Tutaj jesteś: Społeczność » Blogi » Blog auta Renault Scenic » Usuwanie wgniecenia na przedniej masce







Prześlij sugestię
Wpis w blogu auta Renault Scenic
Dodano: 11 lat temu
Blog odwiedzono 2146 razy
Data wydarzenia: 07.04.2013
Usuwanie wgniecenia na przedniej masce
Kategoria: serwis
Przysiągłbym, że kiedy kupowałem ten samochód nie było tego wgniecenia na masce. Albo coś spadło albo ja przeoczyłem. Nie ważne. Tak czy siak trzeba się tego pozbyć. Na szczęście zajmuję się tym i nie muszę korzystać z usług mojej konkurencji. Zdjęcia przedstawiają proces usuwania wgniecenia.
1. Zdjęcie przed rozpoczęciem usuwania
2. Zdjęcie przed rozpoczęciem usuwania z bliska
3. Zdjęcie w trakcie usuwania
4. Po robocie
Czas trwania ok 10 minut.
Dodano: 11 lat temu
Pewnie coś Ci drobnego ale ciężkiego spadło na maskę.
★ ★ ★
# [Polecenie]
Przepisz dosłownie część fragmentu o usuwaniu wgniecenia na masce od „1. Zdjęcie przed” do „ok 10 minut.” włącznie. Korzystaj wyłącznie z podanego fragmentu.
★ ★ ★
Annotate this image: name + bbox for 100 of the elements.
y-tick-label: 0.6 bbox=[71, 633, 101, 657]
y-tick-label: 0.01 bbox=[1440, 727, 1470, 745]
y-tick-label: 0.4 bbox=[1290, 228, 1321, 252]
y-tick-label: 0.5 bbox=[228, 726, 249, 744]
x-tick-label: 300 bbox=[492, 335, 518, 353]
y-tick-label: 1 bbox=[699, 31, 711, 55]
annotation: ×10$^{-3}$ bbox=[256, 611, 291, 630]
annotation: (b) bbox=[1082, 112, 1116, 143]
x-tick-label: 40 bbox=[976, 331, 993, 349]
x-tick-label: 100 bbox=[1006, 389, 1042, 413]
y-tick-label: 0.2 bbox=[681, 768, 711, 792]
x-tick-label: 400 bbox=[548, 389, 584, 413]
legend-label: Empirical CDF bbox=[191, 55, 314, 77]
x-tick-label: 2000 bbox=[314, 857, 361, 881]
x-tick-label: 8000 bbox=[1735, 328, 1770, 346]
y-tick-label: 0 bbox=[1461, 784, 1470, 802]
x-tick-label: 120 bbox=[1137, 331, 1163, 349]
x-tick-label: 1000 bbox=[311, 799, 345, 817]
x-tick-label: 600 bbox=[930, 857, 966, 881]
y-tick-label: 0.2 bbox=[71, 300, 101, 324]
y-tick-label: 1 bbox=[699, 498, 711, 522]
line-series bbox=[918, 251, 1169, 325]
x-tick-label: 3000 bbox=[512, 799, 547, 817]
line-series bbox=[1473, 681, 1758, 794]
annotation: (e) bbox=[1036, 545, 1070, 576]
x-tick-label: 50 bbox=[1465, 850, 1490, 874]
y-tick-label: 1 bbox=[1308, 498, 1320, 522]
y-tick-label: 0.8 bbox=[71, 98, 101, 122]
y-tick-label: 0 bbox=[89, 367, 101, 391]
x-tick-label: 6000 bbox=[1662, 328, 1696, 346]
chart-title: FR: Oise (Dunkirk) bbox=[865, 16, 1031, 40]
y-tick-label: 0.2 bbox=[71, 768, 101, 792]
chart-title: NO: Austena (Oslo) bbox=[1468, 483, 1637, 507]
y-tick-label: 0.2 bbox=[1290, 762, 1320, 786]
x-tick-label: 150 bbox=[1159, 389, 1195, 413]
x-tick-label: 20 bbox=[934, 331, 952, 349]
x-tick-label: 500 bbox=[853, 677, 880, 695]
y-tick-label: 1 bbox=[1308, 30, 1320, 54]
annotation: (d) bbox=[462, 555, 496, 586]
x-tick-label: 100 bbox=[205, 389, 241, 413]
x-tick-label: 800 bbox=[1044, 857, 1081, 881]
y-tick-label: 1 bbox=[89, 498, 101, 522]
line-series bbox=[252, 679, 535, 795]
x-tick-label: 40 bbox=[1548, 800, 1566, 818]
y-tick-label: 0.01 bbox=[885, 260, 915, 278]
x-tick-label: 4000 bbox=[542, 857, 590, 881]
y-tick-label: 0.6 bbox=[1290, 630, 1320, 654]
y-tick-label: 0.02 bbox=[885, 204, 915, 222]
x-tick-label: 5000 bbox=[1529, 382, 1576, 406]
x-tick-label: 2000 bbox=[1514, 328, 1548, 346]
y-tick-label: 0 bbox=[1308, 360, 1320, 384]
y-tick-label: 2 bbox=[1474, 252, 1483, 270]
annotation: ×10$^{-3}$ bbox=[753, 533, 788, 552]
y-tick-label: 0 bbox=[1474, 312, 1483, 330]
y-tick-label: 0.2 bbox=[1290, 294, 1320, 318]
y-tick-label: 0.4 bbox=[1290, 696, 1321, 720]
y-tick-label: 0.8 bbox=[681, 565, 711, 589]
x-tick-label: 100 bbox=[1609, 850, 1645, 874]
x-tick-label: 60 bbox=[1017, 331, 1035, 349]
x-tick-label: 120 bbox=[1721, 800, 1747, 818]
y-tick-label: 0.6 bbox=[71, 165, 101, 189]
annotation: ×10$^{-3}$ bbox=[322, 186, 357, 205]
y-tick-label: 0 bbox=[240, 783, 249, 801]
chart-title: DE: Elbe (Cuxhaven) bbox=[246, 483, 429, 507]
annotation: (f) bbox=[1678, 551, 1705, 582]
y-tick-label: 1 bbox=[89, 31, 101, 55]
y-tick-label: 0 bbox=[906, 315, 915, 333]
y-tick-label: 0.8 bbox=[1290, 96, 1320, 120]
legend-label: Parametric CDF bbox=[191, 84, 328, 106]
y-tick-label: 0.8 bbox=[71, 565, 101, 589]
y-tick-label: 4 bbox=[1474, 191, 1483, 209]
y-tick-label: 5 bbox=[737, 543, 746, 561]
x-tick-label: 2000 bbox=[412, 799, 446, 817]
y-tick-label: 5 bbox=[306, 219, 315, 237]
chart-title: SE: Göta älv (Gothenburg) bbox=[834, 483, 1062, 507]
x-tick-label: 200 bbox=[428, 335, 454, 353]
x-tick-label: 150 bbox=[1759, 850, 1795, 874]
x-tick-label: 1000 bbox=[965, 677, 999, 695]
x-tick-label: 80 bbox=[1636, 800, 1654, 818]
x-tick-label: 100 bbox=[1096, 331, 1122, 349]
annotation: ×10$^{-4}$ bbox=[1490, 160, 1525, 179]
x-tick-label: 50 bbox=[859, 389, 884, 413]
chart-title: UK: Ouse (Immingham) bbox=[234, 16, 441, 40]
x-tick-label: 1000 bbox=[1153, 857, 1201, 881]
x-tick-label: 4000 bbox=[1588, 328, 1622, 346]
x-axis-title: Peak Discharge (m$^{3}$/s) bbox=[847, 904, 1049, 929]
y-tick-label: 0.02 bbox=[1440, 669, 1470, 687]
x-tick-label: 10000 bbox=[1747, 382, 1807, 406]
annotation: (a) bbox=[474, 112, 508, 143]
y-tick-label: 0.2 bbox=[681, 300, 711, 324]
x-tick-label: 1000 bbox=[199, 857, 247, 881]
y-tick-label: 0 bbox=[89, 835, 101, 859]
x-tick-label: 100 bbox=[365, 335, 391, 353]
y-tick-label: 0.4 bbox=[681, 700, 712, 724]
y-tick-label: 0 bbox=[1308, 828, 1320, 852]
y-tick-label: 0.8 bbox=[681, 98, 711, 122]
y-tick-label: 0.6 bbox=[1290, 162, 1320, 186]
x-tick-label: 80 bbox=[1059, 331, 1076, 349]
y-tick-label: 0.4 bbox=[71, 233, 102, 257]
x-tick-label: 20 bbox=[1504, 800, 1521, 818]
★ ★ ★
# [Rozwiązanie poniżej]
1. Zdjęcie przed rozpoczęciem usuwania
2. Zdjęcie przed rozpoczęciem usuwania z bliska
3. Zdjęcie w trakcie usuwania
4. Po robocie
Czas trwania ok 10 minut.